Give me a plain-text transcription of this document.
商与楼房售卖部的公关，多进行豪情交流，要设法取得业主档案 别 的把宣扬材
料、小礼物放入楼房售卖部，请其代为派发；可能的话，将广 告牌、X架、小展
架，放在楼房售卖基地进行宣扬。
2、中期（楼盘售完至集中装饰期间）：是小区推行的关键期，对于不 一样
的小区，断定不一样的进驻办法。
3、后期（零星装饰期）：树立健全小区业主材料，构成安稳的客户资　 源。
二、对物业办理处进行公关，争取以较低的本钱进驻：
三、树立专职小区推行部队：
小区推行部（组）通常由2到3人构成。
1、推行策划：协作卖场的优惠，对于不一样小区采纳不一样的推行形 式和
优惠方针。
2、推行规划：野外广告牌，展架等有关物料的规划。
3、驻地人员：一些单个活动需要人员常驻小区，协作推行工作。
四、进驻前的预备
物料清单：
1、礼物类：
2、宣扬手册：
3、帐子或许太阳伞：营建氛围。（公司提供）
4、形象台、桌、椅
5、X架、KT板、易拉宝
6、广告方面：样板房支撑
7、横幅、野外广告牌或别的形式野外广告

**WHAT TO WORK ON**
Repeat the records above exactly, leaving none out.

**ANSWER FOR THE TASK**
Give me a plain-text transcription of this document.
商与楼房售卖部的公关，多进行豪情交流，要设法取得业主档案 别 的把宣扬材
料、小礼物放入楼房售卖部，请其代为派发；可能的话，将广 告牌、X架、小展
架，放在楼房售卖基地进行宣扬。
2、中期（楼盘售完至集中装饰期间）：是小区推行的关键期，对于不 一样
的小区，断定不一样的进驻办法。
3、后期（零星装饰期）：树立健全小区业主材料，构成安稳的客户资　 源。
二、对物业办理处进行公关，争取以较低的本钱进驻：
三、树立专职小区推行部队：
小区推行部（组）通常由2到3人构成。
1、推行策划：协作卖场的优惠，对于不一样小区采纳不一样的推行形 式和
优惠方针。
2、推行规划：野外广告牌，展架等有关物料的规划。
3、驻地人员：一些单个活动需要人员常驻小区，协作推行工作。
四、进驻前的预备
物料清单：
1、礼物类：
2、宣扬手册：
3、帐子或许太阳伞：营建氛围。（公司提供）
4、形象台、桌、椅
5、X架、KT板、易拉宝
6、广告方面：样板房支撑
7、横幅、野外广告牌或别的形式野外广告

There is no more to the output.